EXERCISE. Gather all lines containing the string "JSON" and copy them out.

----- EXTRACTED RECORDS

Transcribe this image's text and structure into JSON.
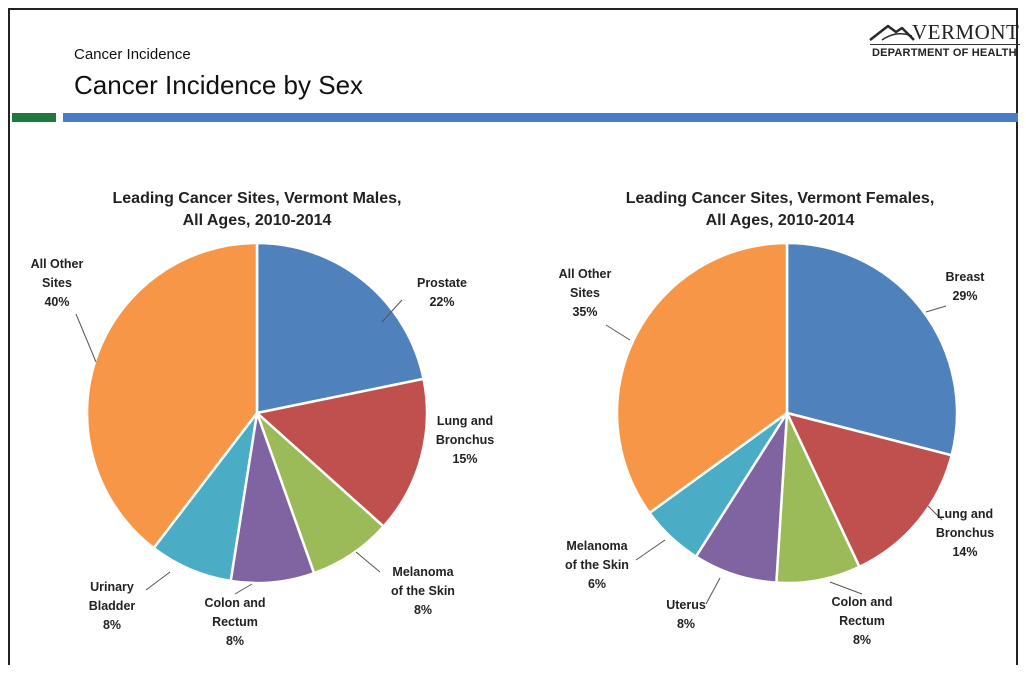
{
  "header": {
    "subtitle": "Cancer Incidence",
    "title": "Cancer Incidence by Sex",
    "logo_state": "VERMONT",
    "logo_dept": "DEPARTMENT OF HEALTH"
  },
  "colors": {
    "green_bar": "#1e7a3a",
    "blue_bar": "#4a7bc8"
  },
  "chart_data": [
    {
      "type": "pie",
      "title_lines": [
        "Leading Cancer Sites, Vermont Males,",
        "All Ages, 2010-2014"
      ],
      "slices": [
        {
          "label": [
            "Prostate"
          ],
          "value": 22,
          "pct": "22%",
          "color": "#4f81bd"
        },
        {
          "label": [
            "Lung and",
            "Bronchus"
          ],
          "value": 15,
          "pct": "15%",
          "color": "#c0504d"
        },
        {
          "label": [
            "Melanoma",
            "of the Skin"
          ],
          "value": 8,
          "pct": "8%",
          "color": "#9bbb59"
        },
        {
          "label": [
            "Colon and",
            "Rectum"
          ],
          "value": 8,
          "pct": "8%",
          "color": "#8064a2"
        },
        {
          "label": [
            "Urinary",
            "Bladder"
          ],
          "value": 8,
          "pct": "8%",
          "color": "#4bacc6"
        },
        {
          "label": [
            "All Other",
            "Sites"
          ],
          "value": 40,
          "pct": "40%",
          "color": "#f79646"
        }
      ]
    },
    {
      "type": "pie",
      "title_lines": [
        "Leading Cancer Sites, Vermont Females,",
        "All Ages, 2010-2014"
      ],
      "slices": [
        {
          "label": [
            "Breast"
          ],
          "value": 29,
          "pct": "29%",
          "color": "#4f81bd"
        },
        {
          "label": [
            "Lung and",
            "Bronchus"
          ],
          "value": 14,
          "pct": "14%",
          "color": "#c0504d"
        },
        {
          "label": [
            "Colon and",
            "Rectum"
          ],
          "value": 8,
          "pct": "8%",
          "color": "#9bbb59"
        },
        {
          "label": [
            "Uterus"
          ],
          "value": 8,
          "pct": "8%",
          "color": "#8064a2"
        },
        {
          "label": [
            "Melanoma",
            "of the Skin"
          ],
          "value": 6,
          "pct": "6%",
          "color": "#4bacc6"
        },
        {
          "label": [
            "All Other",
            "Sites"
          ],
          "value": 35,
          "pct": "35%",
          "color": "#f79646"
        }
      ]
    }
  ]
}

----------
----- EXTRACTED RECORDS

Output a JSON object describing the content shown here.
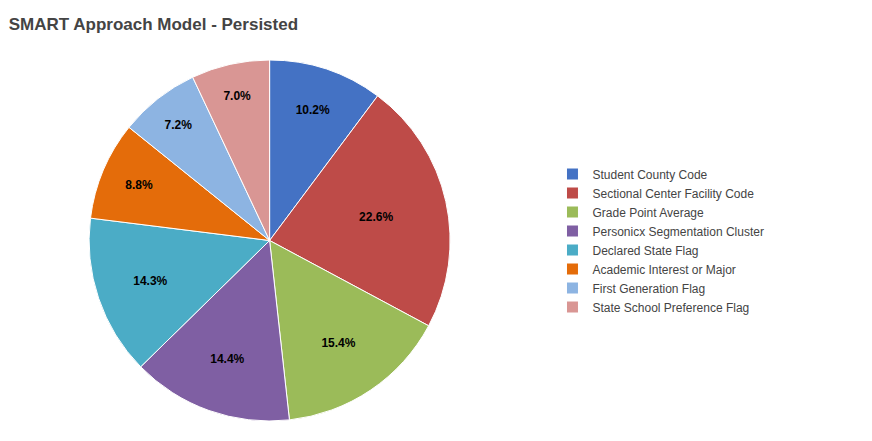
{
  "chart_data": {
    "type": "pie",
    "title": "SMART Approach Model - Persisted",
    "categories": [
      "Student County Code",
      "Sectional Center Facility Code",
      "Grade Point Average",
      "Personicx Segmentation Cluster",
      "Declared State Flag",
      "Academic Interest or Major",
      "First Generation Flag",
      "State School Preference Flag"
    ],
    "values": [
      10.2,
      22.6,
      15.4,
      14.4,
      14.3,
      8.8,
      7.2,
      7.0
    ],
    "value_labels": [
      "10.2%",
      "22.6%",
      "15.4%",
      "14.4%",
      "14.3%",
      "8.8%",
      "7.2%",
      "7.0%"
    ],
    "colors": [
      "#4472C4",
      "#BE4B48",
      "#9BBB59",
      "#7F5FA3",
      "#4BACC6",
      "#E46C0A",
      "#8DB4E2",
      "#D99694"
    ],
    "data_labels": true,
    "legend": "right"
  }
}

----------

EXPECTED ANSWER.
Transcribe this image's text and structure into JSON.
Output a JSON object describing the content shown here.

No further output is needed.